--- Zu erledigen ---
a - Schreiben Sie den Text von „Sicher nicht. Mindestens“ bis einschließlich „gilt, vorgesehen ist.“ wortgetreu ab.
b - Auf welche Gruppe sind Antisemitismus, Rassismus, NS-Verharmlosung und Demokratiefeindlichkeit laut Text nicht begrenzt?

--- Text ---
Sicher nicht. Mindestens so lange nicht, wie im Bild von der wehrhaften
Demokratie eine gesunde politische Mitte, flankiert von extremistischen
Rändern, die es zu bekämpfen gilt, vorgesehen ist.
Zwar ist Nazi-Terror ein überwiegend gesellschaftlich geächtetes
Phänomen, viel wichtiger aber als blinde Betroffenheit und purer
Aktionismus wäre eine breite gesellschaftliche Debatte zu rechten
Einstellungsmustern. Verschiedene wissenschaftliche Studien haben wiederholt
belegt, dass Antisemitismus, Rassismus, NS-Verharmlosung und
Demokratiefeindlichkeit nicht auf die zahlenmäßig viel kleinere
NPD-Wählerklientel begrenzt sind.(3) Nicht zuletzt zeigt dieser Umstand,
dass eine Gesellschaftsanalyse auf Basis des Extremismus-Modells verkürzt
ist, denn nicht auf Schubladen kommt es an, sondern auf politische Inhalte.

--- Daten zur Analyse von Dokumentlayouts ---
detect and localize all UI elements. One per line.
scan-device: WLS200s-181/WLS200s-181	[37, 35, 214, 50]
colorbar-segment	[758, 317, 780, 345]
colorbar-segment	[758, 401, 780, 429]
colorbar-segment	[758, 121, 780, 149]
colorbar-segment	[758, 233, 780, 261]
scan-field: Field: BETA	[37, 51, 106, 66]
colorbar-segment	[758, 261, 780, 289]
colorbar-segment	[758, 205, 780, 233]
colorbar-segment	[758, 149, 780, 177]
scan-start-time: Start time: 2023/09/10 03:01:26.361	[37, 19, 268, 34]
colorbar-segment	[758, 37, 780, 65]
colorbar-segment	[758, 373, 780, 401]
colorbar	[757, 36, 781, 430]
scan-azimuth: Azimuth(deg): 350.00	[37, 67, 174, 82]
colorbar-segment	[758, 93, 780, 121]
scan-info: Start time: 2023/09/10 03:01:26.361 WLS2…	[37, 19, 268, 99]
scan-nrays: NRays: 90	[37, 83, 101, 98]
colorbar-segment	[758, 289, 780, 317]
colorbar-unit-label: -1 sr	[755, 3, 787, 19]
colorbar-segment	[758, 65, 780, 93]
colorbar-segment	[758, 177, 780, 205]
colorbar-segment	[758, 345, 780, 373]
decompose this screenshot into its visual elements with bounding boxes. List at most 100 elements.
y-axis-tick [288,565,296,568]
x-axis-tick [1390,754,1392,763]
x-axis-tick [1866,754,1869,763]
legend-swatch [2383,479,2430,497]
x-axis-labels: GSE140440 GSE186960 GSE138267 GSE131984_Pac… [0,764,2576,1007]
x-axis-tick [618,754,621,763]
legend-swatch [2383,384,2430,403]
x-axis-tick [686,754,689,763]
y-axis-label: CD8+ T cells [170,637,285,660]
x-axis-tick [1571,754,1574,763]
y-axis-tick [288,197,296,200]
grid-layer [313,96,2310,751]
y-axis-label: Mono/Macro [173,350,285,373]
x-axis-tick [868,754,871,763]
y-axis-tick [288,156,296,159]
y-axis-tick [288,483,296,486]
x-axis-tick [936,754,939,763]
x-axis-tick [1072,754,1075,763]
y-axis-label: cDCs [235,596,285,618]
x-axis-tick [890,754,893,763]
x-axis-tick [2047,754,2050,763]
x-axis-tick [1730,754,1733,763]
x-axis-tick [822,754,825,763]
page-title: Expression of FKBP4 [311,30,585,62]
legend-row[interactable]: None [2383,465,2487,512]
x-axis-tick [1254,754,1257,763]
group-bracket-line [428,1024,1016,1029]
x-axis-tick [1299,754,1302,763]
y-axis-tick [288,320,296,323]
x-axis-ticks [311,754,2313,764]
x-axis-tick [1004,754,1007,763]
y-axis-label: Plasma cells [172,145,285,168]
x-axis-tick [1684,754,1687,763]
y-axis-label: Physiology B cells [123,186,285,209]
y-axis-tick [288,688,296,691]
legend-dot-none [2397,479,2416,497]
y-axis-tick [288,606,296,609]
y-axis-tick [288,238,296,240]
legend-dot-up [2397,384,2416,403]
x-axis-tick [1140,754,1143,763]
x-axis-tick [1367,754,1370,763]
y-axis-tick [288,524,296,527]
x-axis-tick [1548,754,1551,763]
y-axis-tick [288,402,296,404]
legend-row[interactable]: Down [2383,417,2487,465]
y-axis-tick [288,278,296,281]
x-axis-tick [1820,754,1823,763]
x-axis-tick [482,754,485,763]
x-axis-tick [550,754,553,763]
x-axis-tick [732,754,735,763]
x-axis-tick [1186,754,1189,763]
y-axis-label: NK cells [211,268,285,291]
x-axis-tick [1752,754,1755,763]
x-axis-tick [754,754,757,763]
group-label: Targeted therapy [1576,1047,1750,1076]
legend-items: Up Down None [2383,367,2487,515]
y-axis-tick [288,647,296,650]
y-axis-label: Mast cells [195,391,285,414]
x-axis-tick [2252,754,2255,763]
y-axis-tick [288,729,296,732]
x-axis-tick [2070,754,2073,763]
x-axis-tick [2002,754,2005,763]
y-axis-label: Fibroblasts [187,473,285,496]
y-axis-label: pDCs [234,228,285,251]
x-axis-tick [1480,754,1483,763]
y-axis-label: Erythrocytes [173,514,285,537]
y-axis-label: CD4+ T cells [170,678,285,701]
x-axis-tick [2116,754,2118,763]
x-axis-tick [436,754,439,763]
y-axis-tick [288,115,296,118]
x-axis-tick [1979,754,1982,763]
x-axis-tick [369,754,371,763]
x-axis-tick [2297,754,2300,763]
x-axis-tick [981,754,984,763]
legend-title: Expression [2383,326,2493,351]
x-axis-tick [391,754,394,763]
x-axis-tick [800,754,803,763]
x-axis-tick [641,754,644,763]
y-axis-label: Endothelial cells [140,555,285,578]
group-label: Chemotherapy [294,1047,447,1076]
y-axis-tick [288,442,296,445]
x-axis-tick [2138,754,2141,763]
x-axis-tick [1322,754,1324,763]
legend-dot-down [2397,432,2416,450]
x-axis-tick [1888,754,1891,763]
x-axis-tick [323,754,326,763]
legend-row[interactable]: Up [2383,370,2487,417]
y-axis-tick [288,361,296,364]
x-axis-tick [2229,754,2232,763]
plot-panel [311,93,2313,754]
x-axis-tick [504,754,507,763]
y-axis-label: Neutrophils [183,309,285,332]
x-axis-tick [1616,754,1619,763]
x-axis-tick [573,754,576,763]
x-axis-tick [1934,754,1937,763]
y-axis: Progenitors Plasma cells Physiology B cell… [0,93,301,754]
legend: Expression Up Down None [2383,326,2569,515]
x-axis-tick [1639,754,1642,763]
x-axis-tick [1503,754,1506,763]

--- Gelöste Aufgaben ---
a -
Sicher nicht. Mindestens so lange nicht, wie im Bild von der wehrhaften
Demokratie eine gesunde politische Mitte, flankiert von extremistischen
Rändern, die es zu bekämpfen gilt, vorgesehen ist.

b - Auf die zahlenmäßig viel kleinere NPD-Wählerklientel.